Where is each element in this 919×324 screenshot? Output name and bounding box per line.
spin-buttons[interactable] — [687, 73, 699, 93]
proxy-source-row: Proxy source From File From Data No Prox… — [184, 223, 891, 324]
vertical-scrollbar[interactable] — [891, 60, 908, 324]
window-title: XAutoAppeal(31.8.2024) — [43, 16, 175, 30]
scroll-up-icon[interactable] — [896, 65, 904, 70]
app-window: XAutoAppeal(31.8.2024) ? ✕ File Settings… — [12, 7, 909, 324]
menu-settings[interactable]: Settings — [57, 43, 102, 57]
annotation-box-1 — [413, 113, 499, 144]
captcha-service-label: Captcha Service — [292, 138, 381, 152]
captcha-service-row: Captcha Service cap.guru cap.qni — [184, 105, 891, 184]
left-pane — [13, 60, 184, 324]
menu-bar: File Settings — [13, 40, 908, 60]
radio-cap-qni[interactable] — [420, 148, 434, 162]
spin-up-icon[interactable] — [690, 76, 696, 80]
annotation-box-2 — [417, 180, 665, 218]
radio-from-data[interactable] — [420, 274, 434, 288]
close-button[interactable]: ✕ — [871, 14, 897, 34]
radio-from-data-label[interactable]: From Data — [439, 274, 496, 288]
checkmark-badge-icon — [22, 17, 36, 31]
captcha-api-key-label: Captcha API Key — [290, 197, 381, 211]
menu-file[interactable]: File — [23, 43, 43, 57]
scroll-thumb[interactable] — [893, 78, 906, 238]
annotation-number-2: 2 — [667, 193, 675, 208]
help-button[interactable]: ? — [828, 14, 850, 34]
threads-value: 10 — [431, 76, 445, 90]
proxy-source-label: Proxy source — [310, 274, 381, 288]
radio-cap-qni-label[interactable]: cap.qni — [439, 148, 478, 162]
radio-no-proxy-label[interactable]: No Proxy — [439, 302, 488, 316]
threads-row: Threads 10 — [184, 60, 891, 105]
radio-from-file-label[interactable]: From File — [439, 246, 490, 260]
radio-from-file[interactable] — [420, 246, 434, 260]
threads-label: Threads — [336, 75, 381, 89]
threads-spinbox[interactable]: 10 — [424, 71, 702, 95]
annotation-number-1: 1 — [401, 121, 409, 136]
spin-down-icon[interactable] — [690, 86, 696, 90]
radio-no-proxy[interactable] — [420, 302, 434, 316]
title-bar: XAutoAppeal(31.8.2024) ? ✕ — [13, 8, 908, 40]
--------------------
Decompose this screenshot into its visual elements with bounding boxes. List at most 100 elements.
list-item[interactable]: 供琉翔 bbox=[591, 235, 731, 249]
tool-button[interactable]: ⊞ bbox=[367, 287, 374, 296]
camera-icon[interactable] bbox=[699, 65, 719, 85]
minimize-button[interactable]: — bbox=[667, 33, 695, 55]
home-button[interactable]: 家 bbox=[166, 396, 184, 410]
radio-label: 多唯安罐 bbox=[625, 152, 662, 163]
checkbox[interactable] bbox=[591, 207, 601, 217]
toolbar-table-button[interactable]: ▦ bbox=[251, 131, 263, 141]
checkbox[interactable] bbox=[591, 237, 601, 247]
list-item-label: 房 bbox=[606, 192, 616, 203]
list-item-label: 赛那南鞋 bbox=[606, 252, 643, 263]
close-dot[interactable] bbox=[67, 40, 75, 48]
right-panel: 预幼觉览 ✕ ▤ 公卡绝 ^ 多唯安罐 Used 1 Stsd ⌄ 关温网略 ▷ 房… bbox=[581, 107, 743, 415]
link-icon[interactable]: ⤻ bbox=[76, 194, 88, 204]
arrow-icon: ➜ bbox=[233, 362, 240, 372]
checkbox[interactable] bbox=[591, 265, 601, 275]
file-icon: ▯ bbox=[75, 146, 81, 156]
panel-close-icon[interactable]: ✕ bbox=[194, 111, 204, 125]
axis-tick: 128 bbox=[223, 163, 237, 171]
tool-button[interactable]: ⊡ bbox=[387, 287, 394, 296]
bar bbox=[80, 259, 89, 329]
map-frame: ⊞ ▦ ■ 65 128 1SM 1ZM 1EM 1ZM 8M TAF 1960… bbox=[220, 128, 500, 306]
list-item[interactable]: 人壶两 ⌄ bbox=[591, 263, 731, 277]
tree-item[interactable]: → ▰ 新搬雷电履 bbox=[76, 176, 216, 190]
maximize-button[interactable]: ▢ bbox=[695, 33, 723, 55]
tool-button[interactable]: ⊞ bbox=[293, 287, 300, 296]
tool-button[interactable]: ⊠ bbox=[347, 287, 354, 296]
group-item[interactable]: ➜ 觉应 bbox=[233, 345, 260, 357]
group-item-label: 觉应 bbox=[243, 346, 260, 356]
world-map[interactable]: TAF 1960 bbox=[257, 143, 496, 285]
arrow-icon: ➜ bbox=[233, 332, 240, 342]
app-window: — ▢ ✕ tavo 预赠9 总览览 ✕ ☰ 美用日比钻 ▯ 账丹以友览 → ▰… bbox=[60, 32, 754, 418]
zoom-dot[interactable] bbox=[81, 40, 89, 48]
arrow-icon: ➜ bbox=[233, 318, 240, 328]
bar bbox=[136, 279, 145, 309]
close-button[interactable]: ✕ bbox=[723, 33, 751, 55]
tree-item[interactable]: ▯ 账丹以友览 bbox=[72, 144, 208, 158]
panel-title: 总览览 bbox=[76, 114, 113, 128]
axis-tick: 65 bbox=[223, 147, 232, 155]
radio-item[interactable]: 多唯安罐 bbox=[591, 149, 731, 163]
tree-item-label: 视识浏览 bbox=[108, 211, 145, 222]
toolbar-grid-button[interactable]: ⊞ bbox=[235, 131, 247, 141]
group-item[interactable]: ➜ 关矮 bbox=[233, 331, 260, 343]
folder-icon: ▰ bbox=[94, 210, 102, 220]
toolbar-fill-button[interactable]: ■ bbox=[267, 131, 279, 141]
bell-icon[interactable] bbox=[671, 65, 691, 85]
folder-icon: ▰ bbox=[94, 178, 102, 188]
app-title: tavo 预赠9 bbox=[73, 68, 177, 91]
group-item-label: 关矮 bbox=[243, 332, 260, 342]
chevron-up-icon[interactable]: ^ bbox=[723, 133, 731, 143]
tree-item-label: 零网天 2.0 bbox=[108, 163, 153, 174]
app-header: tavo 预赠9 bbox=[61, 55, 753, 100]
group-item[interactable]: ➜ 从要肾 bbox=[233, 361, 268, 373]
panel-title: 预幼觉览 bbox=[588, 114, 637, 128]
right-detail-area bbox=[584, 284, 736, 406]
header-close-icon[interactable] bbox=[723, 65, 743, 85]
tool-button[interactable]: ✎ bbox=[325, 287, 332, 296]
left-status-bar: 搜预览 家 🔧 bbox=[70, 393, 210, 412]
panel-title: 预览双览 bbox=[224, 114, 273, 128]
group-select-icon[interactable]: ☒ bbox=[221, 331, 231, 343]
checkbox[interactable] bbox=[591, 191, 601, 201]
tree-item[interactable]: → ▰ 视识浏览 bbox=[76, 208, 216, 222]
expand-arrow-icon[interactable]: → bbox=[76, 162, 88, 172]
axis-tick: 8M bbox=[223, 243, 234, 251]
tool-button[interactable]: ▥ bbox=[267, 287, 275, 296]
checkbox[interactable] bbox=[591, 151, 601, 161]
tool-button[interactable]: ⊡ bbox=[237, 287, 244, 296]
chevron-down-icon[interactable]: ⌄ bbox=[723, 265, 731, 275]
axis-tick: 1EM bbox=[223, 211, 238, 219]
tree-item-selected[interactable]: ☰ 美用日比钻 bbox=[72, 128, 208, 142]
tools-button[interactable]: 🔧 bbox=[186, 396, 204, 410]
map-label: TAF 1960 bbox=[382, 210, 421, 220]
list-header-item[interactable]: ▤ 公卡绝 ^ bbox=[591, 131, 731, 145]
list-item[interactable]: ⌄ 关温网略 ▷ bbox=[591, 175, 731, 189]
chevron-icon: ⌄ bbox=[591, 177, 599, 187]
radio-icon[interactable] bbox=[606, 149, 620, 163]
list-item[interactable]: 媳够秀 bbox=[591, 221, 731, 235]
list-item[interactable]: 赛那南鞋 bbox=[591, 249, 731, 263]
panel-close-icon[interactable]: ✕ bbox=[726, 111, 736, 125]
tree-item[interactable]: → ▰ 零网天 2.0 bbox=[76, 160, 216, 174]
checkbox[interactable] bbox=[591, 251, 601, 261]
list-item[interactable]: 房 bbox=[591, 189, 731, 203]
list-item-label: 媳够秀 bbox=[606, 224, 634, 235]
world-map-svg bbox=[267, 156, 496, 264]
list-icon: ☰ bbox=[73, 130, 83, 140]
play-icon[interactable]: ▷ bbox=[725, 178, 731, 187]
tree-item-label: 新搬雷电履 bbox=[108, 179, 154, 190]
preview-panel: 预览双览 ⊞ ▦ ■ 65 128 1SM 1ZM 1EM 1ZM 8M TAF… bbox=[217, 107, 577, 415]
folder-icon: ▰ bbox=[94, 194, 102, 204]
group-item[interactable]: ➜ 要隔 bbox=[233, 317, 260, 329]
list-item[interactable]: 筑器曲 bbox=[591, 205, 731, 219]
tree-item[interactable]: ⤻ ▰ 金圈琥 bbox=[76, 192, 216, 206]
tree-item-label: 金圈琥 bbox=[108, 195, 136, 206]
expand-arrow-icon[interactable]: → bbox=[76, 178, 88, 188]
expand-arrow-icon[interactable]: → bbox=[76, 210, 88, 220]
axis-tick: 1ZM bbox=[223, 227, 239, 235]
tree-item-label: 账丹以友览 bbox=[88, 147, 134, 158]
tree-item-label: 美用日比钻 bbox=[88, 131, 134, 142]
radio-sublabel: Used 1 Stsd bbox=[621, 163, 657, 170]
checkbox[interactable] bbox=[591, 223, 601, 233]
--------------------
● **Aim**:
Please reproduce the part of the data that opens with the line containing "Decompose this screenshot" and closes with the line containing "minimize-button[interactable]: — bbox=[667, 33, 695, 55]", substituting "UI elements" for "visual elements" and leaving everything else unchanged.

● **Correct result**:
Decompose this screenshot into its UI elements with bounding boxes. List at most 100 elements.
list-item[interactable]: 供琉翔 bbox=[591, 235, 731, 249]
tool-button[interactable]: ⊞ bbox=[367, 287, 374, 296]
camera-icon[interactable] bbox=[699, 65, 719, 85]
minimize-button[interactable]: — bbox=[667, 33, 695, 55]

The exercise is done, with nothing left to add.